> _EXERCISE_
Below is the data. Give it again, complete and exact.

==================================================

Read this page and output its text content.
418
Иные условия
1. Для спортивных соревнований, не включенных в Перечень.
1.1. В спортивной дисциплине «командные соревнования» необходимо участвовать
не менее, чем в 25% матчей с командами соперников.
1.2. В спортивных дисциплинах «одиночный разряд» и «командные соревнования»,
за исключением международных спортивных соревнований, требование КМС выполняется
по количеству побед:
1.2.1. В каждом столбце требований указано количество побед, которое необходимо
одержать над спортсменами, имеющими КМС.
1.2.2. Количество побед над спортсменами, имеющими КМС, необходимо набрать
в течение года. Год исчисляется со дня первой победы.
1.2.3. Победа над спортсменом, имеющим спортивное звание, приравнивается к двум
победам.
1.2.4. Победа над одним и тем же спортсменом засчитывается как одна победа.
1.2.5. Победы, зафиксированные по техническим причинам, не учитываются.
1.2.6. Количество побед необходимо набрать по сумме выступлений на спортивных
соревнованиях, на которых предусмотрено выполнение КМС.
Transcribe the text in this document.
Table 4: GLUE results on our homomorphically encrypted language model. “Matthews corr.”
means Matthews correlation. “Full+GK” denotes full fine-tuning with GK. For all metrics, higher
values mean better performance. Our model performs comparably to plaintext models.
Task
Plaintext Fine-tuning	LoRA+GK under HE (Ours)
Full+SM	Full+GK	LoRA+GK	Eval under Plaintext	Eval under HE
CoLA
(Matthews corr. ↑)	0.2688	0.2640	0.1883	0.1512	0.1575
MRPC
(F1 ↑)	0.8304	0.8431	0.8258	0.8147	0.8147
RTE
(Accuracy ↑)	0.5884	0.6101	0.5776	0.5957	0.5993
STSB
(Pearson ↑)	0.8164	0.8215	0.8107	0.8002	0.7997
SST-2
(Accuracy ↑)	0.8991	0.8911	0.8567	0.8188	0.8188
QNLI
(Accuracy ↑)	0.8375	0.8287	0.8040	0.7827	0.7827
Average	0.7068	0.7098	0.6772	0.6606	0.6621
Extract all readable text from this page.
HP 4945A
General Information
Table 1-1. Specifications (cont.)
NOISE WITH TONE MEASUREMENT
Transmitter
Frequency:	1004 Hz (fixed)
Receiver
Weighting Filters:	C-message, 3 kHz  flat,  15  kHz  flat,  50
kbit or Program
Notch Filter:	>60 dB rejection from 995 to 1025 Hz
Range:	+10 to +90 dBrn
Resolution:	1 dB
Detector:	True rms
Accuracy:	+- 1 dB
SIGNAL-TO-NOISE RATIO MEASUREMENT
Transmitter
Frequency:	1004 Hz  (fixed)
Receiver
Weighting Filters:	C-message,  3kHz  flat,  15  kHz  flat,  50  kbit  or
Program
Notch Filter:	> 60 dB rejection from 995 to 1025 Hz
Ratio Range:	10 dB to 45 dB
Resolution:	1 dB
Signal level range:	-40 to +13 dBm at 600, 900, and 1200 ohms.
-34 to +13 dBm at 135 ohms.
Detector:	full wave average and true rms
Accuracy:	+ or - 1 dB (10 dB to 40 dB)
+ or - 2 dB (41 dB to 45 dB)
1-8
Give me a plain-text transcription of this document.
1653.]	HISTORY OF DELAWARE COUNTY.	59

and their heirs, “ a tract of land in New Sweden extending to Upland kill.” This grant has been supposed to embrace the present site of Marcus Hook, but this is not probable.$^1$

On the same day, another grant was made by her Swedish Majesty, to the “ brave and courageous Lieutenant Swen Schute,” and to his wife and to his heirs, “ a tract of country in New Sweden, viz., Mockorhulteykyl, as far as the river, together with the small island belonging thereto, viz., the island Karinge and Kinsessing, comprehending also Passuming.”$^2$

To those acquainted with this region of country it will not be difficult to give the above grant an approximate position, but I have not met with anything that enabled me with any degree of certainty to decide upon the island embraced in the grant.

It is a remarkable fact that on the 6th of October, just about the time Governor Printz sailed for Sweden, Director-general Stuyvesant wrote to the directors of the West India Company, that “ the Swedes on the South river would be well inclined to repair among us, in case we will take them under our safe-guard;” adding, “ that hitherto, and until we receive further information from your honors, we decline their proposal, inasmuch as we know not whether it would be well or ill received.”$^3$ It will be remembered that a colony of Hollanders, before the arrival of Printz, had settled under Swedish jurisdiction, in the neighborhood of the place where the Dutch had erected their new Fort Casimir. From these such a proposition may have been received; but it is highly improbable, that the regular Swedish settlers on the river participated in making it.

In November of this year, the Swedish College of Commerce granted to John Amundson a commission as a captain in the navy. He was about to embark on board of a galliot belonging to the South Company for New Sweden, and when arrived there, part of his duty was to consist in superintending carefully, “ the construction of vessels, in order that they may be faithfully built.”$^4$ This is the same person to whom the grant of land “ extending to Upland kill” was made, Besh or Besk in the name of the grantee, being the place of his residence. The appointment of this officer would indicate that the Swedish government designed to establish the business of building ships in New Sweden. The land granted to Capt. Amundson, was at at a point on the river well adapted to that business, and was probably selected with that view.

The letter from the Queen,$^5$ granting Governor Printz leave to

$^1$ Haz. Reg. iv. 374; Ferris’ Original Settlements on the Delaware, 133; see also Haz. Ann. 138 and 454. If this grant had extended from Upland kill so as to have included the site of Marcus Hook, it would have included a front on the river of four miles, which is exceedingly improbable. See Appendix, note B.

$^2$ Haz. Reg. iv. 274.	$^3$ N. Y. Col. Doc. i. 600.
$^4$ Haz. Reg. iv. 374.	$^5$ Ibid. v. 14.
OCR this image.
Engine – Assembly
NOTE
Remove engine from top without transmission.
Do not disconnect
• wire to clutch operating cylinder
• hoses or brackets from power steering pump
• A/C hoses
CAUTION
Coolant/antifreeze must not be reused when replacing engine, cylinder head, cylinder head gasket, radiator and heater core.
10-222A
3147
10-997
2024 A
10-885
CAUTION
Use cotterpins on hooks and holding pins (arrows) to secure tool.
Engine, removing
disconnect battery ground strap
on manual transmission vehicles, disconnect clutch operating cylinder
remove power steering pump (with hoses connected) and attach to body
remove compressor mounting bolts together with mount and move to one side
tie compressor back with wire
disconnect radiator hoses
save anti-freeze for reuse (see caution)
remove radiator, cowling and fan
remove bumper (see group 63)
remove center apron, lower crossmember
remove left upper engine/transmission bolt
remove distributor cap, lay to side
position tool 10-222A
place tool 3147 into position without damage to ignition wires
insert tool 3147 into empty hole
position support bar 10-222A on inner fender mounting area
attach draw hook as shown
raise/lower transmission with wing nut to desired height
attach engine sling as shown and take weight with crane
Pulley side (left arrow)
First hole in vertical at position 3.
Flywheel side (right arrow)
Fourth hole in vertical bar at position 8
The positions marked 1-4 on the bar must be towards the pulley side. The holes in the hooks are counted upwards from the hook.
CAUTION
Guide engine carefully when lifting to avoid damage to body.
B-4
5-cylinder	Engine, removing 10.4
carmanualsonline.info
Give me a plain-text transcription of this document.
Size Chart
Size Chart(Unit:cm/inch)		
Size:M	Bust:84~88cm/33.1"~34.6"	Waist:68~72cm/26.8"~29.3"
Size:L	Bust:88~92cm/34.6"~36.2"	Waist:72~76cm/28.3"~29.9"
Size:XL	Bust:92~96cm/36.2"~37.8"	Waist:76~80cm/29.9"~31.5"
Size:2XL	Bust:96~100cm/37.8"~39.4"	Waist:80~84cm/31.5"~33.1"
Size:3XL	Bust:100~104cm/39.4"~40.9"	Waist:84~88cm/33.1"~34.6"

==================================================

> _SOLUTION_
Read this page and output its text content.
418
Иные условия
1. Для спортивных соревнований, не включенных в Перечень.
1.1. В спортивной дисциплине «командные соревнования» необходимо участвовать
не менее, чем в 25% матчей с командами соперников.
1.2. В спортивных дисциплинах «одиночный разряд» и «командные соревнования»,
за исключением международных спортивных соревнований, требование КМС выполняется
по количеству побед:
1.2.1. В каждом столбце требований указано количество побед, которое необходимо
одержать над спортсменами, имеющими КМС.
1.2.2. Количество побед над спортсменами, имеющими КМС, необходимо набрать
в течение года. Год исчисляется со дня первой победы.
1.2.3. Победа над спортсменом, имеющим спортивное звание, приравнивается к двум
победам.
1.2.4. Победа над одним и тем же спортсменом засчитывается как одна победа.
1.2.5. Победы, зафиксированные по техническим причинам, не учитываются.
1.2.6. Количество побед необходимо набрать по сумме выступлений на спортивных
соревнованиях, на которых предусмотрено выполнение КМС.
Transcribe the text in this document.
Table 4: GLUE results on our homomorphically encrypted language model. “Matthews corr.”
means Matthews correlation. “Full+GK” denotes full fine-tuning with GK. For all metrics, higher
values mean better performance. Our model performs comparably to plaintext models.
Task
Plaintext Fine-tuning	LoRA+GK under HE (Ours)
Full+SM	Full+GK	LoRA+GK	Eval under Plaintext	Eval under HE
CoLA
(Matthews corr. ↑)	0.2688	0.2640	0.1883	0.1512	0.1575
MRPC
(F1 ↑)	0.8304	0.8431	0.8258	0.8147	0.8147
RTE
(Accuracy ↑)	0.5884	0.6101	0.5776	0.5957	0.5993
STSB
(Pearson ↑)	0.8164	0.8215	0.8107	0.8002	0.7997
SST-2
(Accuracy ↑)	0.8991	0.8911	0.8567	0.8188	0.8188
QNLI
(Accuracy ↑)	0.8375	0.8287	0.8040	0.7827	0.7827
Average	0.7068	0.7098	0.6772	0.6606	0.6621
Extract all readable text from this page.
HP 4945A
General Information
Table 1-1. Specifications (cont.)
NOISE WITH TONE MEASUREMENT
Transmitter
Frequency:	1004 Hz (fixed)
Receiver
Weighting Filters:	C-message, 3 kHz  flat,  15  kHz  flat,  50
kbit or Program
Notch Filter:	>60 dB rejection from 995 to 1025 Hz
Range:	+10 to +90 dBrn
Resolution:	1 dB
Detector:	True rms
Accuracy:	+- 1 dB
SIGNAL-TO-NOISE RATIO MEASUREMENT
Transmitter
Frequency:	1004 Hz  (fixed)
Receiver
Weighting Filters:	C-message,  3kHz  flat,  15  kHz  flat,  50  kbit  or
Program
Notch Filter:	> 60 dB rejection from 995 to 1025 Hz
Ratio Range:	10 dB to 45 dB
Resolution:	1 dB
Signal level range:	-40 to +13 dBm at 600, 900, and 1200 ohms.
-34 to +13 dBm at 135 ohms.
Detector:	full wave average and true rms
Accuracy:	+ or - 1 dB (10 dB to 40 dB)
+ or - 2 dB (41 dB to 45 dB)
1-8
Give me a plain-text transcription of this document.
1653.]	HISTORY OF DELAWARE COUNTY.	59

and their heirs, “ a tract of land in New Sweden extending to Upland kill.” This grant has been supposed to embrace the present site of Marcus Hook, but this is not probable.$^1$

On the same day, another grant was made by her Swedish Majesty, to the “ brave and courageous Lieutenant Swen Schute,” and to his wife and to his heirs, “ a tract of country in New Sweden, viz., Mockorhulteykyl, as far as the river, together with the small island belonging thereto, viz., the island Karinge and Kinsessing, comprehending also Passuming.”$^2$

To those acquainted with this region of country it will not be difficult to give the above grant an approximate position, but I have not met with anything that enabled me with any degree of certainty to decide upon the island embraced in the grant.

It is a remarkable fact that on the 6th of October, just about the time Governor Printz sailed for Sweden, Director-general Stuyvesant wrote to the directors of the West India Company, that “ the Swedes on the South river would be well inclined to repair among us, in case we will take them under our safe-guard;” adding, “ that hitherto, and until we receive further information from your honors, we decline their proposal, inasmuch as we know not whether it would be well or ill received.”$^3$ It will be remembered that a colony of Hollanders, before the arrival of Printz, had settled under Swedish jurisdiction, in the neighborhood of the place where the Dutch had erected their new Fort Casimir. From these such a proposition may have been received; but it is highly improbable, that the regular Swedish settlers on the river participated in making it.

In November of this year, the Swedish College of Commerce granted to John Amundson a commission as a captain in the navy. He was about to embark on board of a galliot belonging to the South Company for New Sweden, and when arrived there, part of his duty was to consist in superintending carefully, “ the construction of vessels, in order that they may be faithfully built.”$^4$ This is the same person to whom the grant of land “ extending to Upland kill” was made, Besh or Besk in the name of the grantee, being the place of his residence. The appointment of this officer would indicate that the Swedish government designed to establish the business of building ships in New Sweden. The land granted to Capt. Amundson, was at at a point on the river well adapted to that business, and was probably selected with that view.

The letter from the Queen,$^5$ granting Governor Printz leave to

$^1$ Haz. Reg. iv. 374; Ferris’ Original Settlements on the Delaware, 133; see also Haz. Ann. 138 and 454. If this grant had extended from Upland kill so as to have included the site of Marcus Hook, it would have included a front on the river of four miles, which is exceedingly improbable. See Appendix, note B.

$^2$ Haz. Reg. iv. 274.	$^3$ N. Y. Col. Doc. i. 600.
$^4$ Haz. Reg. iv. 374.	$^5$ Ibid. v. 14.
OCR this image.
Engine – Assembly
NOTE
Remove engine from top without transmission.
Do not disconnect
• wire to clutch operating cylinder
• hoses or brackets from power steering pump
• A/C hoses
CAUTION
Coolant/antifreeze must not be reused when replacing engine, cylinder head, cylinder head gasket, radiator and heater core.
10-222A
3147
10-997
2024 A
10-885
CAUTION
Use cotterpins on hooks and holding pins (arrows) to secure tool.
Engine, removing
disconnect battery ground strap
on manual transmission vehicles, disconnect clutch operating cylinder
remove power steering pump (with hoses connected) and attach to body
remove compressor mounting bolts together with mount and move to one side
tie compressor back with wire
disconnect radiator hoses
save anti-freeze for reuse (see caution)
remove radiator, cowling and fan
remove bumper (see group 63)
remove center apron, lower crossmember
remove left upper engine/transmission bolt
remove distributor cap, lay to side
position tool 10-222A
place tool 3147 into position without damage to ignition wires
insert tool 3147 into empty hole
position support bar 10-222A on inner fender mounting area
attach draw hook as shown
raise/lower transmission with wing nut to desired height
attach engine sling as shown and take weight with crane
Pulley side (left arrow)
First hole in vertical at position 3.
Flywheel side (right arrow)
Fourth hole in vertical bar at position 8
The positions marked 1-4 on the bar must be towards the pulley side. The holes in the hooks are counted upwards from the hook.
CAUTION
Guide engine carefully when lifting to avoid damage to body.
B-4
5-cylinder	Engine, removing 10.4
carmanualsonline.info
Give me a plain-text transcription of this document.
Size Chart
Size Chart(Unit:cm/inch)		
Size:M	Bust:84~88cm/33.1"~34.6"	Waist:68~72cm/26.8"~29.3"
Size:L	Bust:88~92cm/34.6"~36.2"	Waist:72~76cm/28.3"~29.9"
Size:XL	Bust:92~96cm/36.2"~37.8"	Waist:76~80cm/29.9"~31.5"
Size:2XL	Bust:96~100cm/37.8"~39.4"	Waist:80~84cm/31.5"~33.1"
Size:3XL	Bust:100~104cm/39.4"~40.9"	Waist:84~88cm/33.1"~34.6"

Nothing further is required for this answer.